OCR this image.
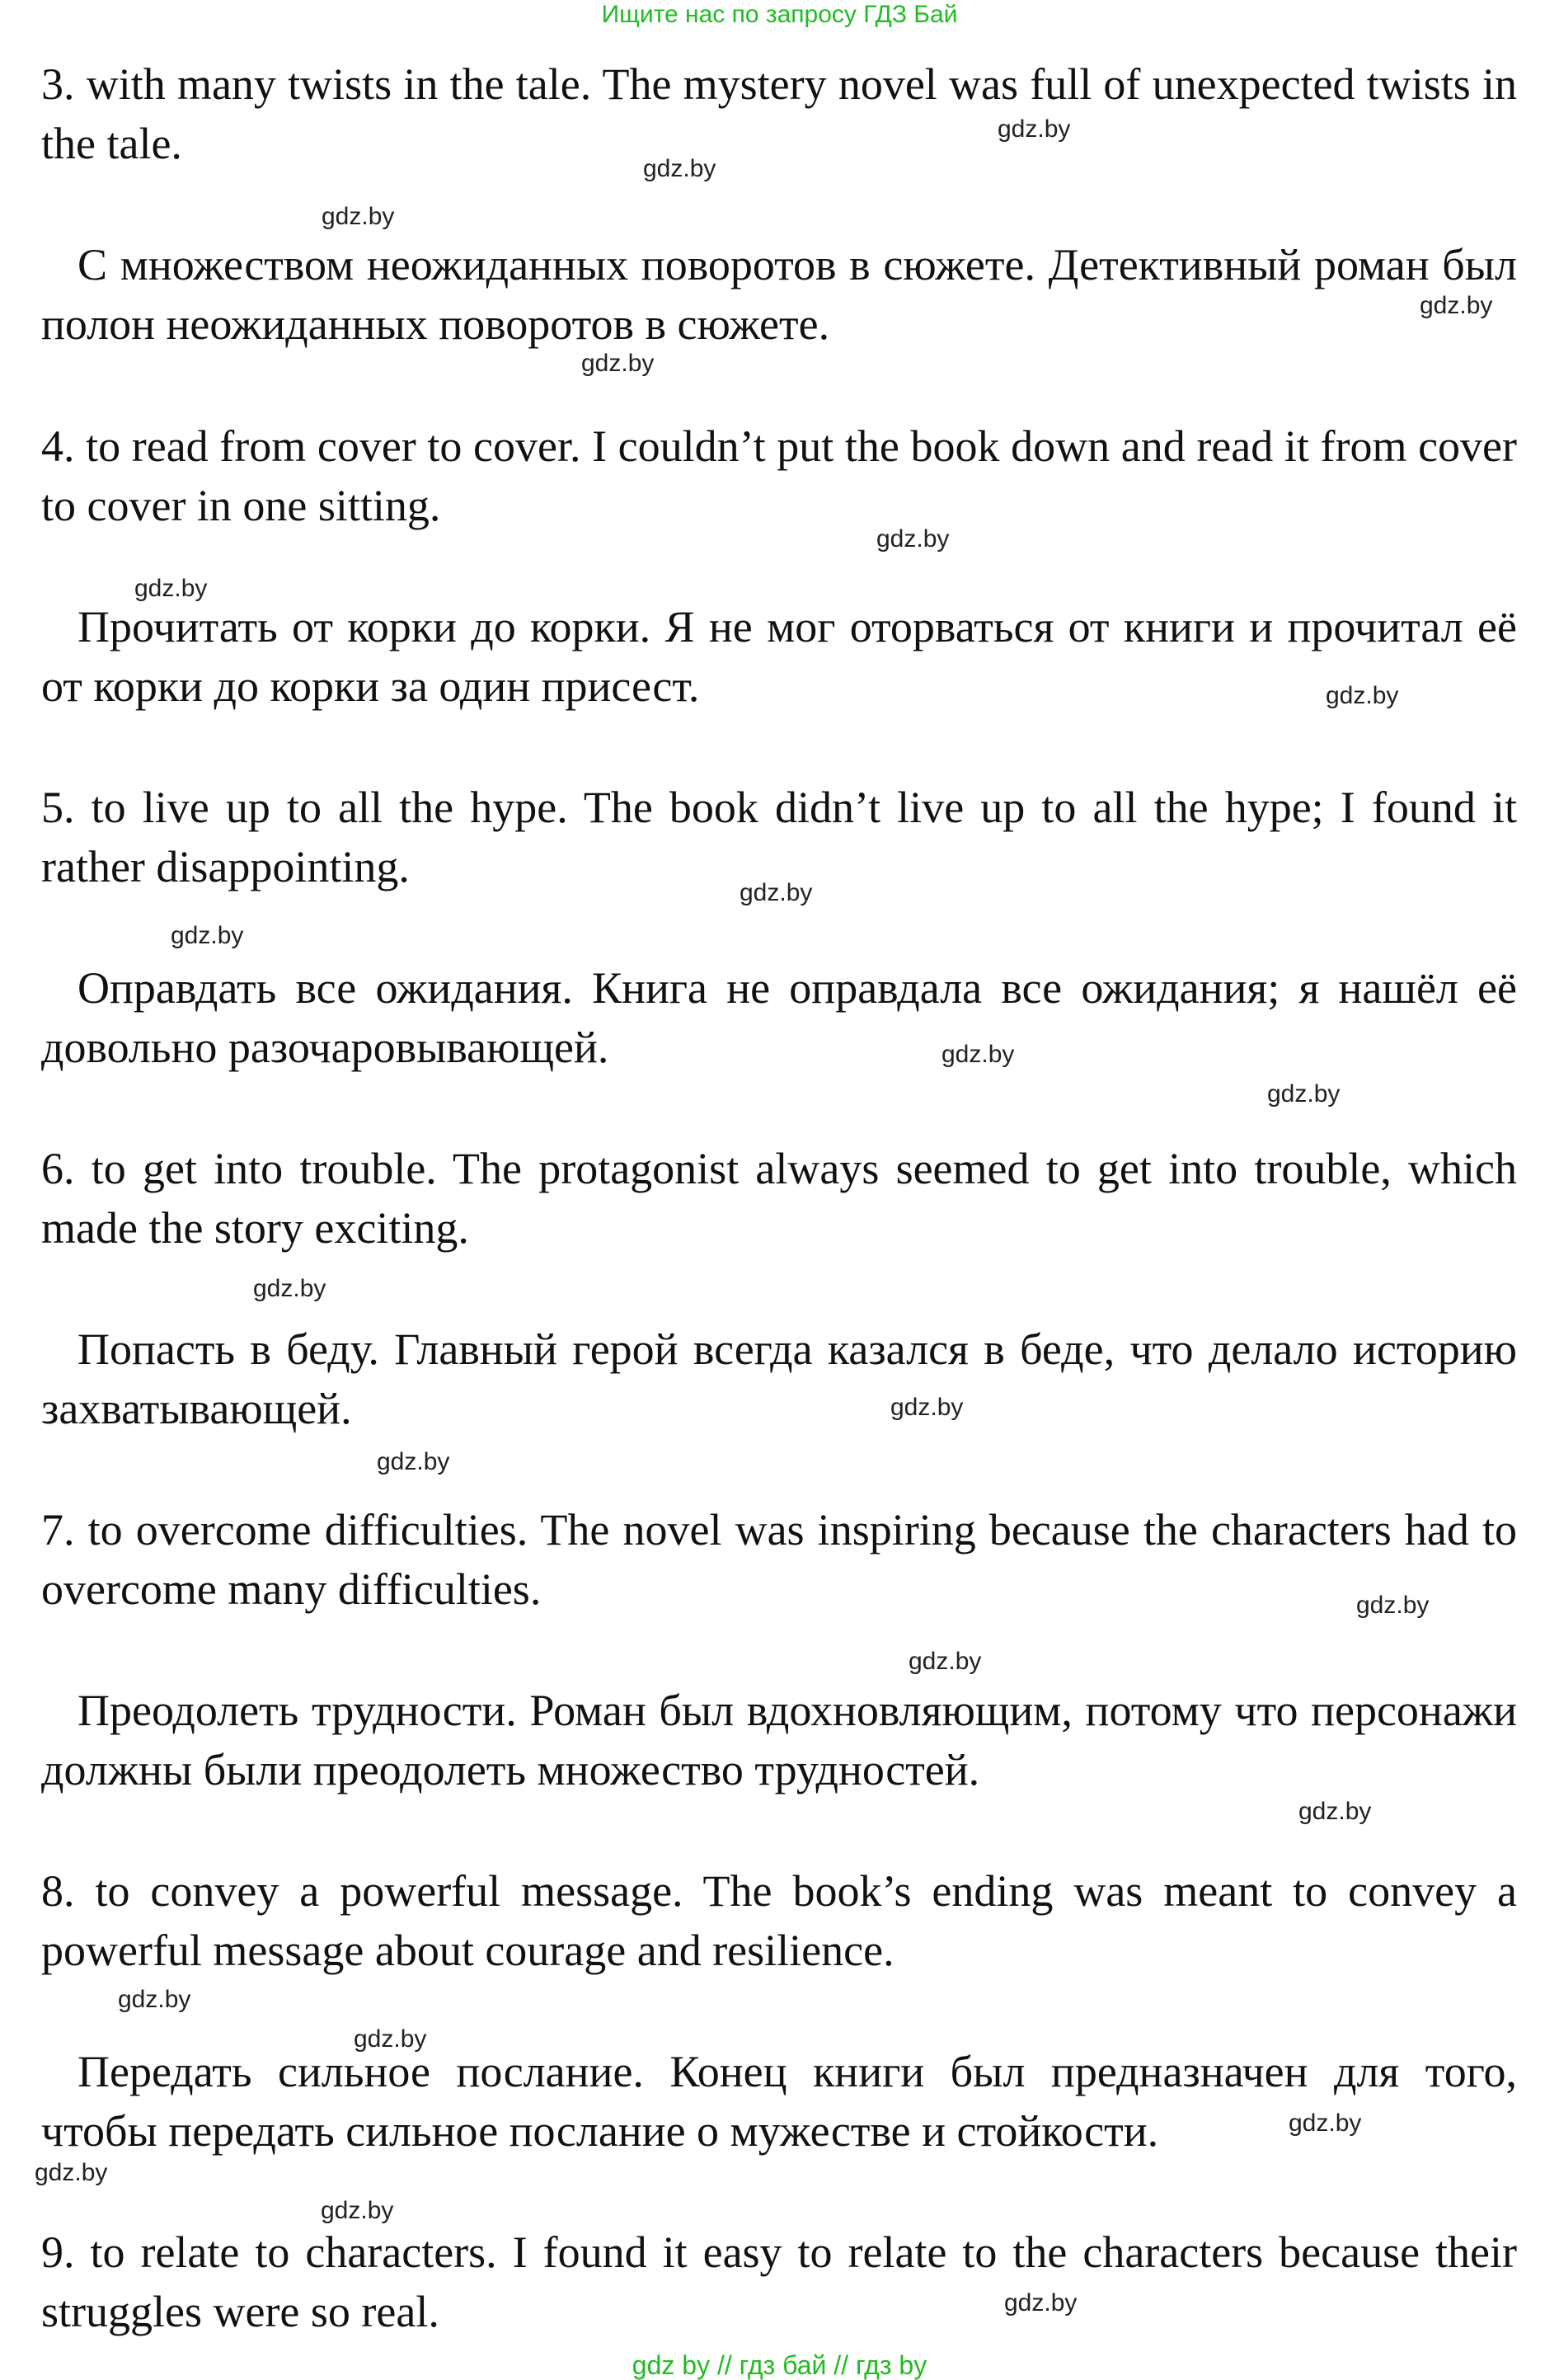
Ищите нас по запросу ГДЗ Бай

3. with many twists in the tale. The mystery novel was full of unexpected twists in the tale.

С множеством неожиданных поворотов в сюжете. Детективный роман был полон неожиданных поворотов в сюжете.

4. to read from cover to cover. I couldn’t put the book down and read it from cover to cover in one sitting.

Прочитать от корки до корки. Я не мог оторваться от книги и прочитал её от корки до корки за один присест.

5. to live up to all the hype. The book didn’t live up to all the hype; I found it rather disappointing.

Оправдать все ожидания. Книга не оправдала все ожидания; я нашёл её довольно разочаровывающей.

6. to get into trouble. The protagonist always seemed to get into trouble, which made the story exciting.

Попасть в беду. Главный герой всегда казался в беде, что делало историю захватывающей.

7. to overcome difficulties. The novel was inspiring because the characters had to overcome many difficulties.

Преодолеть трудности. Роман был вдохновляющим, потому что персонажи должны были преодолеть множество трудностей.

8. to convey a powerful message. The book’s ending was meant to convey a powerful message about courage and resilience.

Передать сильное послание. Конец книги был предназначен для того, чтобы передать сильное послание о мужестве и стойкости.

9. to relate to characters. I found it easy to relate to the characters because their struggles were so real.

gdz.by
gdz.by
gdz.by
gdz.by
gdz.by
gdz.by
gdz.by
gdz.by
gdz.by
gdz.by
gdz.by
gdz.by
gdz.by
gdz.by
gdz.by
gdz.by
gdz.by
gdz.by
gdz.by
gdz.by
gdz.by
gdz.by
gdz.by
gdz.by
gdz by // гдз бай // гдз by
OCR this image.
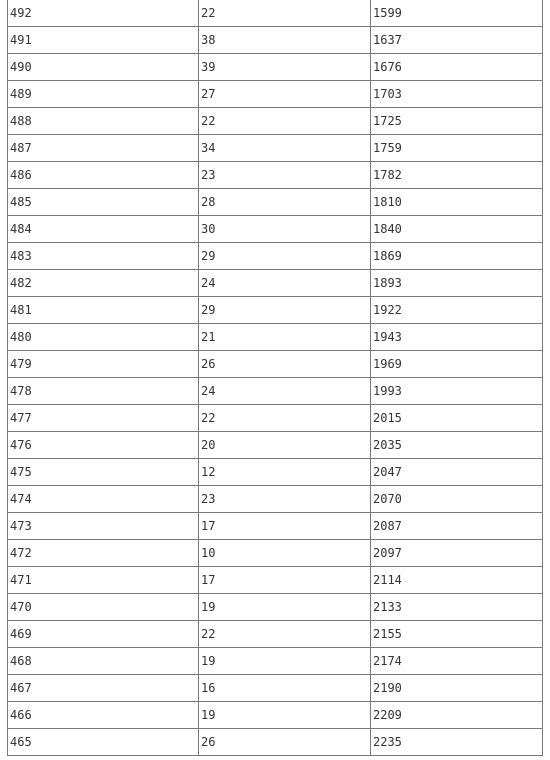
492	22	1599
491	38	1637
490	39	1676
489	27	1703
488	22	1725
487	34	1759
486	23	1782
485	28	1810
484	30	1840
483	29	1869
482	24	1893
481	29	1922
480	21	1943
479	26	1969
478	24	1993
477	22	2015
476	20	2035
475	12	2047
474	23	2070
473	17	2087
472	10	2097
471	17	2114
470	19	2133
469	22	2155
468	19	2174
467	16	2190
466	19	2209
465	26	2235
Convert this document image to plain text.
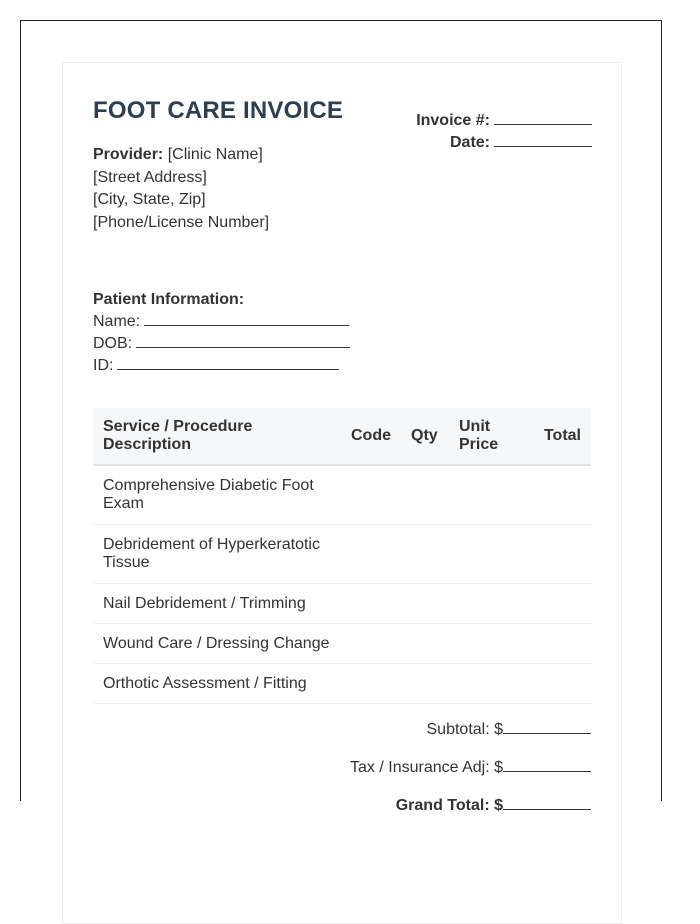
FOOT CARE INVOICE	Invoice #:
Date:
Provider: [Clinic Name]
[Street Address]
[City, State, Zip]
[Phone/License Number]
Patient Information:
Name:
DOB:
ID:
Service / Procedure Description	Code	Qty	Unit Price	Total
Comprehensive Diabetic Foot Exam				
Debridement of Hyperkeratotic Tissue				
Nail Debridement / Trimming				
Wound Care / Dressing Change				
Orthotic Assessment / Fitting				
Subtotal: $
Tax / Insurance Adj: $
Grand Total: $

Task brief –
Return the number of lines that include the word "many", and nothing else.

Response for this exercise –
2